**Short problem**
All of the entries must be reproduced exactly, with no images carried over.

Saved data entries:
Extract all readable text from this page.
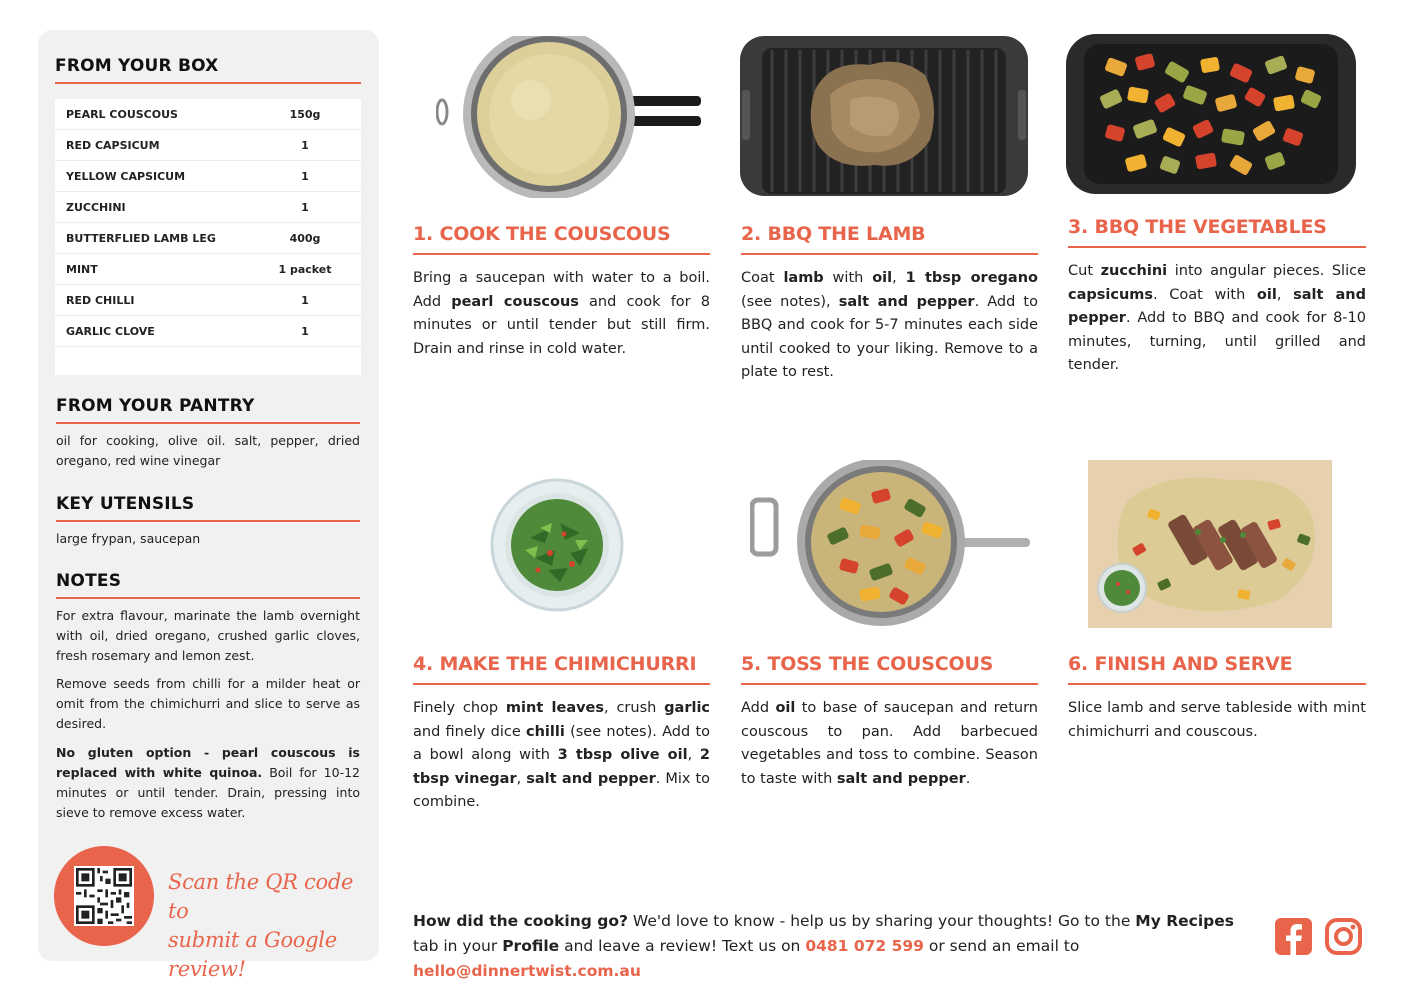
FROM YOUR BOX
PEARL COUSCOUS	150g
RED CAPSICUM	1
YELLOW CAPSICUM	1
ZUCCHINI	1
BUTTERFLIED LAMB LEG	400g
MINT	1 packet
RED CHILLI	1
GARLIC CLOVE	1
FROM YOUR PANTRY
oil for cooking, olive oil. salt, pepper, dried oregano, red wine vinegar
KEY UTENSILS
large frypan, saucepan
NOTES
For extra flavour, marinate the lamb overnight with oil, dried oregano, crushed garlic cloves, fresh rosemary and lemon zest.
Remove seeds from chilli for a milder heat or omit from the chimichurri and slice to serve as desired.
No gluten option - pearl couscous is replaced with white quinoa. Boil for 10-12 minutes or until tender. Drain, pressing into sieve to remove excess water.
Scan the QR code to
submit a Google review!
1. COOK THE COUSCOUS
Bring a saucepan with water to a boil. Add pearl couscous and cook for 8 minutes or until tender but still firm. Drain and rinse in cold water.
2. BBQ THE LAMB
Coat lamb with oil, 1 tbsp oregano (see notes), salt and pepper. Add to BBQ and cook for 5-7 minutes each side until cooked to your liking. Remove to a plate to rest.
3. BBQ THE VEGETABLES
Cut zucchini into angular pieces. Slice capsicums. Coat with oil, salt and pepper. Add to BBQ and cook for 8-10 minutes, turning, until grilled and tender.
4. MAKE THE CHIMICHURRI
Finely chop mint leaves, crush garlic and finely dice chilli (see notes). Add to a bowl along with 3 tbsp olive oil, 2 tbsp vinegar, salt and pepper. Mix to combine.
5. TOSS THE COUSCOUS
Add oil to base of saucepan and return couscous to pan. Add barbecued vegetables and toss to combine. Season to taste with salt and pepper.
6. FINISH AND SERVE
Slice lamb and serve tableside with mint chimichurri and couscous.
How did the cooking go? We'd love to know - help us by sharing your thoughts! Go to the My Recipes tab in your Profile and leave a review! Text us on 0481 072 599 or send an email to hello@dinnertwist.com.au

**Full output**
Extract all readable text from this page.
FROM YOUR BOX
PEARL COUSCOUS	150g
RED CAPSICUM	1
YELLOW CAPSICUM	1
ZUCCHINI	1
BUTTERFLIED LAMB LEG	400g
MINT	1 packet
RED CHILLI	1
GARLIC CLOVE	1
FROM YOUR PANTRY
oil for cooking, olive oil. salt, pepper, dried oregano, red wine vinegar
KEY UTENSILS
large frypan, saucepan
NOTES
For extra flavour, marinate the lamb overnight with oil, dried oregano, crushed garlic cloves, fresh rosemary and lemon zest.
Remove seeds from chilli for a milder heat or omit from the chimichurri and slice to serve as desired.
No gluten option - pearl couscous is replaced with white quinoa. Boil for 10-12 minutes or until tender. Drain, pressing into sieve to remove excess water.
Scan the QR code to
submit a Google review!
1. COOK THE COUSCOUS
Bring a saucepan with water to a boil. Add pearl couscous and cook for 8 minutes or until tender but still firm. Drain and rinse in cold water.
2. BBQ THE LAMB
Coat lamb with oil, 1 tbsp oregano (see notes), salt and pepper. Add to BBQ and cook for 5-7 minutes each side until cooked to your liking. Remove to a plate to rest.
3. BBQ THE VEGETABLES
Cut zucchini into angular pieces. Slice capsicums. Coat with oil, salt and pepper. Add to BBQ and cook for 8-10 minutes, turning, until grilled and tender.
4. MAKE THE CHIMICHURRI
Finely chop mint leaves, crush garlic and finely dice chilli (see notes). Add to a bowl along with 3 tbsp olive oil, 2 tbsp vinegar, salt and pepper. Mix to combine.
5. TOSS THE COUSCOUS
Add oil to base of saucepan and return couscous to pan. Add barbecued vegetables and toss to combine. Season to taste with salt and pepper.
6. FINISH AND SERVE
Slice lamb and serve tableside with mint chimichurri and couscous.
How did the cooking go? We'd love to know - help us by sharing your thoughts! Go to the My Recipes tab in your Profile and leave a review! Text us on 0481 072 599 or send an email to hello@dinnertwist.com.au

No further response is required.